• [Work to be completed]: Tally the lines that contain the string "проектов" and state that total without comment.

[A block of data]
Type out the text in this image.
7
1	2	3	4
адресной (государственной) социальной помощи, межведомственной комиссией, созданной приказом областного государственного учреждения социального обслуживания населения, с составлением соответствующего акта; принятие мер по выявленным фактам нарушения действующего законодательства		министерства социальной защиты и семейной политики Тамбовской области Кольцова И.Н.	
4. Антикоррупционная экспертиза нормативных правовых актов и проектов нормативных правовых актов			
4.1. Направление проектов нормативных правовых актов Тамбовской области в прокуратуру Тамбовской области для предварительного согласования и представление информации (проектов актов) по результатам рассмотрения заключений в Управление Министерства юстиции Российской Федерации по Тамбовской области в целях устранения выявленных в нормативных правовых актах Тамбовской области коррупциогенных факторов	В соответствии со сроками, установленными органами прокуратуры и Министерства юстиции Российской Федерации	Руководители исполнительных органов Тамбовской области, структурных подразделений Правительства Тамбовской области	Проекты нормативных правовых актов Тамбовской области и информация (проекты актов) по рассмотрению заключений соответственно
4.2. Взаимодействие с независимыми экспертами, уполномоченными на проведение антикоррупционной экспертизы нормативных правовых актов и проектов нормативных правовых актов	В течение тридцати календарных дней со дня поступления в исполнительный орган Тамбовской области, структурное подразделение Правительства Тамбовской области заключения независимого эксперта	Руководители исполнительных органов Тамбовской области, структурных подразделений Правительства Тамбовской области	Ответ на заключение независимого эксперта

• [Exercise response]: 3